Begin

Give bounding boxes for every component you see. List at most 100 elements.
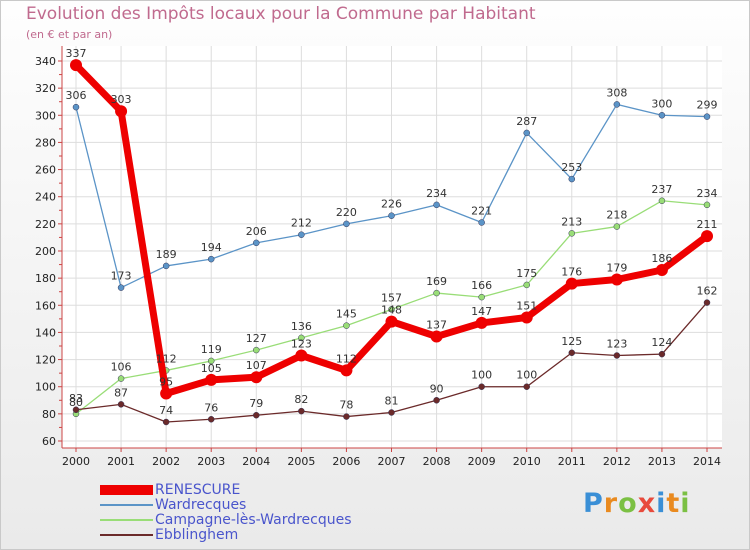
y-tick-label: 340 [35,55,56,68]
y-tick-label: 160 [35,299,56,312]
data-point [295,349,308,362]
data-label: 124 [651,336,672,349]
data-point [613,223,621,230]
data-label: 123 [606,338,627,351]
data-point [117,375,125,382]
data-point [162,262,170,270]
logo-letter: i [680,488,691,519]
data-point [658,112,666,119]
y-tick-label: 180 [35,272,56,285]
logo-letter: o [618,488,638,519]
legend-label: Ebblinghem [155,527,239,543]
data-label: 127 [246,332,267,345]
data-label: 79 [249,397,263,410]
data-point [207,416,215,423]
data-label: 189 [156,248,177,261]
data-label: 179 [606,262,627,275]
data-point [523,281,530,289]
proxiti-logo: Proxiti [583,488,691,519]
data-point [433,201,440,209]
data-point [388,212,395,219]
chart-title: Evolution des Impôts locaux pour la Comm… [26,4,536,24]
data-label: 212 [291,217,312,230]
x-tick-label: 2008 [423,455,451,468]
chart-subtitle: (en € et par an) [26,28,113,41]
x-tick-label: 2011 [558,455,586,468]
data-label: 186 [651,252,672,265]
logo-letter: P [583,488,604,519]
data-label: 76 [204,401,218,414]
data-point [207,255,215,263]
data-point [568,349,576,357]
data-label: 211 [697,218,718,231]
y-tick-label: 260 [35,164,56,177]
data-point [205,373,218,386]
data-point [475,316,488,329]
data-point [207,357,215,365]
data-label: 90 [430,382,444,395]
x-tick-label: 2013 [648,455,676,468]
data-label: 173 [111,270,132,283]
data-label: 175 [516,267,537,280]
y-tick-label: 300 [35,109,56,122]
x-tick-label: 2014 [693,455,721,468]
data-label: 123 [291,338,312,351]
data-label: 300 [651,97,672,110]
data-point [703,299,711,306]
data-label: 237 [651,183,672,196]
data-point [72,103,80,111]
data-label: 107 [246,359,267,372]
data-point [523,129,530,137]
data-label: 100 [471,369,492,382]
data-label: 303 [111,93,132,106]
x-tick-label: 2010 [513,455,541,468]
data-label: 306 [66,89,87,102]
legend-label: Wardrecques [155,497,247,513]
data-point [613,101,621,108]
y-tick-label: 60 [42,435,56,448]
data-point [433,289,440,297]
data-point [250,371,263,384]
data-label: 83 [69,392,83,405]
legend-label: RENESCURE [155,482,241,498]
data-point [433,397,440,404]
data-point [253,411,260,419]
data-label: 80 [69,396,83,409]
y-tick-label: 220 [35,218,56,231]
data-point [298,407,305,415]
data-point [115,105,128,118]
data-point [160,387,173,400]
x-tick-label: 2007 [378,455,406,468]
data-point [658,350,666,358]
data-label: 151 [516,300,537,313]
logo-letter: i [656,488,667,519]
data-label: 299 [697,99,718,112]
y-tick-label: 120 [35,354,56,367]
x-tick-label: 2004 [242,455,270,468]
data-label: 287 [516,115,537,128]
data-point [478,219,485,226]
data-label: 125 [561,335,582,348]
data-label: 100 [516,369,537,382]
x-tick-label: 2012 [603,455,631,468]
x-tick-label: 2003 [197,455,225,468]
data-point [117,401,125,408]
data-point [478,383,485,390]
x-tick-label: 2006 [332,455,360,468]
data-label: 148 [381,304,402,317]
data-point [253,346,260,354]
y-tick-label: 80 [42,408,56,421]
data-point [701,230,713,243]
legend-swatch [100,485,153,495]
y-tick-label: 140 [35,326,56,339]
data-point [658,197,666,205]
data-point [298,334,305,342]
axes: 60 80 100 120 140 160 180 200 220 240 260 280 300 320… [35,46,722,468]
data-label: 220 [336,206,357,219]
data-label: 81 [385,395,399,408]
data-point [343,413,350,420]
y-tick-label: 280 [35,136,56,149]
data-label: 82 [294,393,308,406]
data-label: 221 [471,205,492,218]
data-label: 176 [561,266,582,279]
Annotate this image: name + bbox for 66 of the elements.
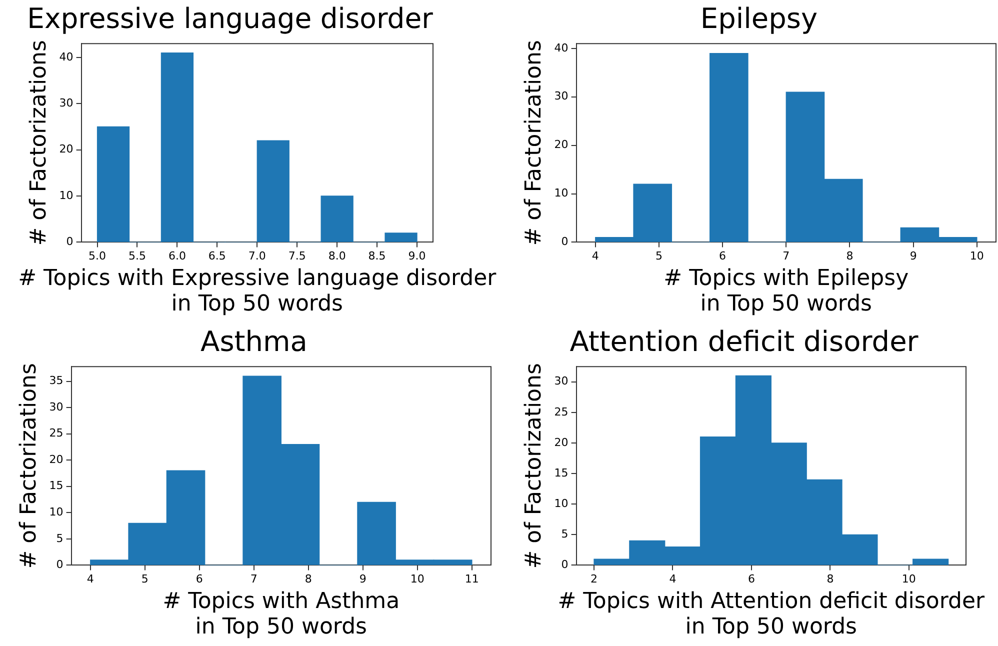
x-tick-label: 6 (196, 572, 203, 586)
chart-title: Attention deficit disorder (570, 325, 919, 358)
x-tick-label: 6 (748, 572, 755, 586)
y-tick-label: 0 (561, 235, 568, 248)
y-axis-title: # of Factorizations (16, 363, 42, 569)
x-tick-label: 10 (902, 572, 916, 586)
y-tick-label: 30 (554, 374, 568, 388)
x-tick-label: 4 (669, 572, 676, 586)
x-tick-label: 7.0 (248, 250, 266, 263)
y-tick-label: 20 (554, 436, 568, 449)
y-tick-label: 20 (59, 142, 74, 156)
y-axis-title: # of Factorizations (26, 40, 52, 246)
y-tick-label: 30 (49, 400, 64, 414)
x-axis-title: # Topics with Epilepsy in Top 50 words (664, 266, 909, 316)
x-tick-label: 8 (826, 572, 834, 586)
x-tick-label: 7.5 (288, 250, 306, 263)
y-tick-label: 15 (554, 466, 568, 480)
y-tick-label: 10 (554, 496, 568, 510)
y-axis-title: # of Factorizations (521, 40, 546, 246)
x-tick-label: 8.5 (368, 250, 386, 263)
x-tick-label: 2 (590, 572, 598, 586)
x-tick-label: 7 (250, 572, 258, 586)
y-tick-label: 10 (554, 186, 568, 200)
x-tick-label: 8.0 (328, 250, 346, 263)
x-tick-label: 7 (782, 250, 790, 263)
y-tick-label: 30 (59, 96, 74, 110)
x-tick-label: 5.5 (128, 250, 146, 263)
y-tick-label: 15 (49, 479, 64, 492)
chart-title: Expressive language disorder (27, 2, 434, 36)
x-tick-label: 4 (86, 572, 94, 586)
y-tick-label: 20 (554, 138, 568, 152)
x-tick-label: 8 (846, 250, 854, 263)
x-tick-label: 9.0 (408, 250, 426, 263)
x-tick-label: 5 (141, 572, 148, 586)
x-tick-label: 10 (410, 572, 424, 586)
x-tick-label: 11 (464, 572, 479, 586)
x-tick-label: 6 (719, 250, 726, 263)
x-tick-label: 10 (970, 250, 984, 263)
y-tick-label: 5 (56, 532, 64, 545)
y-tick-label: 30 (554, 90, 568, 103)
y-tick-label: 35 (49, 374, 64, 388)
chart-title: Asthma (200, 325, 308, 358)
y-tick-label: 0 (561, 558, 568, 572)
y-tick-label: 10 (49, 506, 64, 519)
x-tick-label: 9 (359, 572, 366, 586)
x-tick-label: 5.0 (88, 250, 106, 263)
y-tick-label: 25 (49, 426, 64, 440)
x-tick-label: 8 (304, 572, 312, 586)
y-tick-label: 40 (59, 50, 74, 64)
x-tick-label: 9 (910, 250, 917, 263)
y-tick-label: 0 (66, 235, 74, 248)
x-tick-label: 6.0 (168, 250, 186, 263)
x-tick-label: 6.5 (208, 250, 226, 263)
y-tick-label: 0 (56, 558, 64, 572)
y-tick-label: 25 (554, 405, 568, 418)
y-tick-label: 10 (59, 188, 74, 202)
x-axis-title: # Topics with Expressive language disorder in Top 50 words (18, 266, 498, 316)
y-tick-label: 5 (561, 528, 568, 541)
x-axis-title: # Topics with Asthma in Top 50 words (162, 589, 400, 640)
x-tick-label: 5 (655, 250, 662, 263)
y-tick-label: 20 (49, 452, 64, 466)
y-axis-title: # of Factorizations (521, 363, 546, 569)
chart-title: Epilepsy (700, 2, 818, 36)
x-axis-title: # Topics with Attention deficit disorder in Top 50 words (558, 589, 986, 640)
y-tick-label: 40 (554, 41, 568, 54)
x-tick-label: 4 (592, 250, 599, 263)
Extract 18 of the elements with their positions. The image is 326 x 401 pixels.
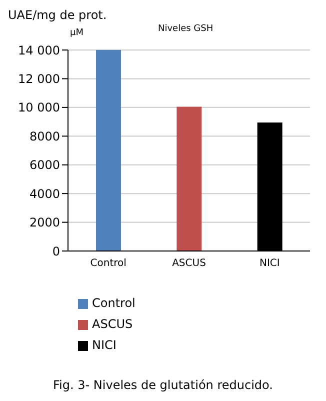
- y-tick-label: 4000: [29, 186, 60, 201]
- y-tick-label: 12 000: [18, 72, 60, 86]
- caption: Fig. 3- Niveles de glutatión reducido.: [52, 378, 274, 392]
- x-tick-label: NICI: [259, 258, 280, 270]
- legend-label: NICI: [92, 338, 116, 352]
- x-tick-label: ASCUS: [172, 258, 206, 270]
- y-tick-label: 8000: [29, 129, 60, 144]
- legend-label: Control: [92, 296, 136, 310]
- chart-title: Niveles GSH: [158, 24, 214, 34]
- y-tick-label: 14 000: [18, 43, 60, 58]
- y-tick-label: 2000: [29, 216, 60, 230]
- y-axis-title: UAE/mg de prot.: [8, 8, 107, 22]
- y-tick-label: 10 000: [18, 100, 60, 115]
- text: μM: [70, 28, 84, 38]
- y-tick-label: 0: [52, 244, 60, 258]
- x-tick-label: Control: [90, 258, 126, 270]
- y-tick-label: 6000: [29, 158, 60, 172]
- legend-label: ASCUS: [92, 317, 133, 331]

End

Reproduce verbatim every line of the material from the line with "x-tick-label: 6 (196, 572, 203, 586)" to the line with "x-tick-label: 8 (846, 250, 854, 263)", including both of those lines.

x-tick-label: 6 (196, 572, 203, 586)
chart-title: Attention deficit disorder (570, 325, 919, 358)
x-tick-label: 6 (748, 572, 755, 586)
y-tick-label: 0 (561, 235, 568, 248)
y-axis-title: # of Factorizations (16, 363, 42, 569)
x-tick-label: 10 (902, 572, 916, 586)
y-tick-label: 30 (554, 374, 568, 388)
x-tick-label: 4 (669, 572, 676, 586)
x-tick-label: 7.0 (248, 250, 266, 263)
y-tick-label: 20 (554, 436, 568, 449)
y-tick-label: 20 (59, 142, 74, 156)
y-axis-title: # of Factorizations (26, 40, 52, 246)
y-tick-label: 30 (49, 400, 64, 414)
x-axis-title: # Topics with Epilepsy in Top 50 words (664, 266, 909, 316)
x-tick-label: 8 (826, 572, 834, 586)
x-tick-label: 7.5 (288, 250, 306, 263)
y-tick-label: 15 (554, 466, 568, 480)
y-tick-label: 10 (554, 496, 568, 510)
y-axis-title: # of Factorizations (521, 40, 546, 246)
x-tick-label: 8.5 (368, 250, 386, 263)
x-tick-label: 2 (590, 572, 598, 586)
x-tick-label: 7 (250, 572, 258, 586)
y-tick-label: 10 (554, 186, 568, 200)
x-tick-label: 8.0 (328, 250, 346, 263)
x-tick-label: 7 (782, 250, 790, 263)
y-tick-label: 30 (59, 96, 74, 110)
x-tick-label: 5.5 (128, 250, 146, 263)
y-tick-label: 15 (49, 479, 64, 492)
chart-title: Expressive language disorder (27, 2, 434, 36)
x-tick-label: 4 (86, 572, 94, 586)
y-tick-label: 20 (554, 138, 568, 152)
x-tick-label: 8 (846, 250, 854, 263)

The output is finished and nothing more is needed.